● WHAT THE EXERCISE ASKS
Restate all the material verbatim, except for the pictures.

[Start RECORDED INFORMATION]

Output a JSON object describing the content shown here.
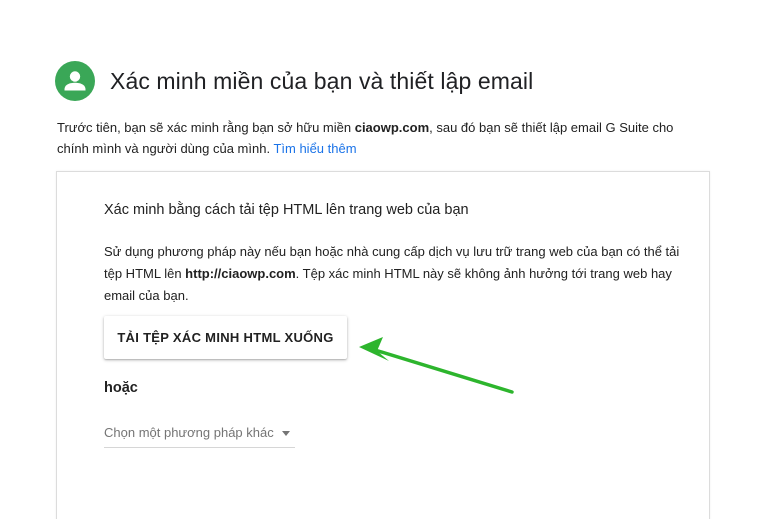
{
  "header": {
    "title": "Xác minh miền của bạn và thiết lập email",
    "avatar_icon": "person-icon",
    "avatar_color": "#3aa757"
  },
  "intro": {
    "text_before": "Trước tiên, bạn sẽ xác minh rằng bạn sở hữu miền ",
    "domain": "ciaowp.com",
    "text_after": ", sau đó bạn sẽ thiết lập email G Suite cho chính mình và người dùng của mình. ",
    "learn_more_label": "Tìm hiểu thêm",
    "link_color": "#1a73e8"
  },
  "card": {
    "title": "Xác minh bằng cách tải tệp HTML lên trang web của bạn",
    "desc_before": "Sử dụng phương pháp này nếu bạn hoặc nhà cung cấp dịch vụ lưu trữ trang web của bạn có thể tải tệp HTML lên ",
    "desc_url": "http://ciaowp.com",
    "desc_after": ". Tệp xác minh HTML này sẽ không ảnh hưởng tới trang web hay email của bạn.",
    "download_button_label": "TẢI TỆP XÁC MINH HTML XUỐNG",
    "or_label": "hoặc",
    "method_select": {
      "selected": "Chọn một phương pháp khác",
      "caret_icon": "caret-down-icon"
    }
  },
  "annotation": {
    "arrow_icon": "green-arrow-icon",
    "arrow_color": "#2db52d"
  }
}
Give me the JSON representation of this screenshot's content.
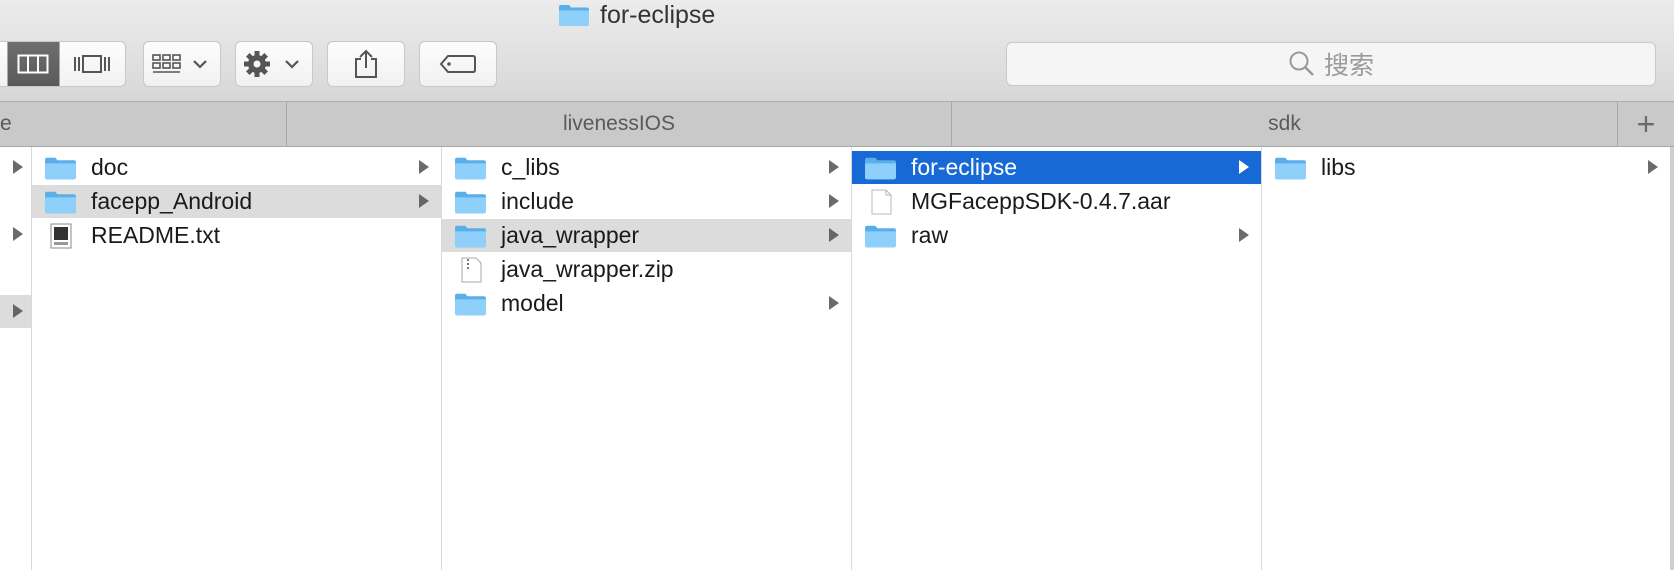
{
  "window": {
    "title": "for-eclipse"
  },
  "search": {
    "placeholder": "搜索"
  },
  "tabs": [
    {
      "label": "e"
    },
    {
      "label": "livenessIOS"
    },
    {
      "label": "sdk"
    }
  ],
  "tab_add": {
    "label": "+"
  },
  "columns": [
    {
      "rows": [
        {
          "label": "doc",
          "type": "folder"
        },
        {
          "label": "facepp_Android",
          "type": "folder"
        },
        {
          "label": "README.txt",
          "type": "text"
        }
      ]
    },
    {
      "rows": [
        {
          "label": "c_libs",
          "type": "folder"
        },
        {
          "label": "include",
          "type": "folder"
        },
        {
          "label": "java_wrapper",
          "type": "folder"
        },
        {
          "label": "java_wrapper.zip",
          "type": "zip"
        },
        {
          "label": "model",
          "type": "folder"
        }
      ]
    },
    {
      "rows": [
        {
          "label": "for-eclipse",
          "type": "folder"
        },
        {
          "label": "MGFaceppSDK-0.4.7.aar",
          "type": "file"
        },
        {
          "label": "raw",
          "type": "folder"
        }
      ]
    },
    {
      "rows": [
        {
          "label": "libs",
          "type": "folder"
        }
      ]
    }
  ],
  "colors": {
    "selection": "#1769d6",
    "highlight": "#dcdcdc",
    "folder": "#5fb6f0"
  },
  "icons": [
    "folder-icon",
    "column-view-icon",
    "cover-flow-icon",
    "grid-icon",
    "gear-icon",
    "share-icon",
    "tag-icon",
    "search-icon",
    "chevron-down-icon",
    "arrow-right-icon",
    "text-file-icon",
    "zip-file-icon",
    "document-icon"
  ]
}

[End RECORDED INFORMATION]

● CORRECT RESULT
Output a JSON object describing the content shown here.
{
  "header": {
    "title": "Xác minh miền của bạn và thiết lập email",
    "avatar_icon": "person-icon",
    "avatar_color": "#3aa757"
  },
  "intro": {
    "text_before": "Trước tiên, bạn sẽ xác minh rằng bạn sở hữu miền ",
    "domain": "ciaowp.com",
    "text_after": ", sau đó bạn sẽ thiết lập email G Suite cho chính mình và người dùng của mình. ",
    "learn_more_label": "Tìm hiểu thêm",
    "link_color": "#1a73e8"
  },
  "card": {
    "title": "Xác minh bằng cách tải tệp HTML lên trang web của bạn",
    "desc_before": "Sử dụng phương pháp này nếu bạn hoặc nhà cung cấp dịch vụ lưu trữ trang web của bạn có thể tải tệp HTML lên ",
    "desc_url": "http://ciaowp.com",
    "desc_after": ". Tệp xác minh HTML này sẽ không ảnh hưởng tới trang web hay email của bạn.",
    "download_button_label": "TẢI TỆP XÁC MINH HTML XUỐNG",
    "or_label": "hoặc",
    "method_select": {
      "selected": "Chọn một phương pháp khác",
      "caret_icon": "caret-down-icon"
    }
  },
  "annotation": {
    "arrow_icon": "green-arrow-icon",
    "arrow_color": "#2db52d"
  }
}
Give me the JSON representation of this screenshot's content.
{
  "window": {
    "title": "for-eclipse"
  },
  "search": {
    "placeholder": "搜索"
  },
  "tabs": [
    {
      "label": "e"
    },
    {
      "label": "livenessIOS"
    },
    {
      "label": "sdk"
    }
  ],
  "tab_add": {
    "label": "+"
  },
  "columns": [
    {
      "rows": [
        {
          "label": "doc",
          "type": "folder"
        },
        {
          "label": "facepp_Android",
          "type": "folder"
        },
        {
          "label": "README.txt",
          "type": "text"
        }
      ]
    },
    {
      "rows": [
        {
          "label": "c_libs",
          "type": "folder"
        },
        {
          "label": "include",
          "type": "folder"
        },
        {
          "label": "java_wrapper",
          "type": "folder"
        },
        {
          "label": "java_wrapper.zip",
          "type": "zip"
        },
        {
          "label": "model",
          "type": "folder"
        }
      ]
    },
    {
      "rows": [
        {
          "label": "for-eclipse",
          "type": "folder"
        },
        {
          "label": "MGFaceppSDK-0.4.7.aar",
          "type": "file"
        },
        {
          "label": "raw",
          "type": "folder"
        }
      ]
    },
    {
      "rows": [
        {
          "label": "libs",
          "type": "folder"
        }
      ]
    }
  ],
  "colors": {
    "selection": "#1769d6",
    "highlight": "#dcdcdc",
    "folder": "#5fb6f0"
  },
  "icons": [
    "folder-icon",
    "column-view-icon",
    "cover-flow-icon",
    "grid-icon",
    "gear-icon",
    "share-icon",
    "tag-icon",
    "search-icon",
    "chevron-down-icon",
    "arrow-right-icon",
    "text-file-icon",
    "zip-file-icon",
    "document-icon"
  ]
}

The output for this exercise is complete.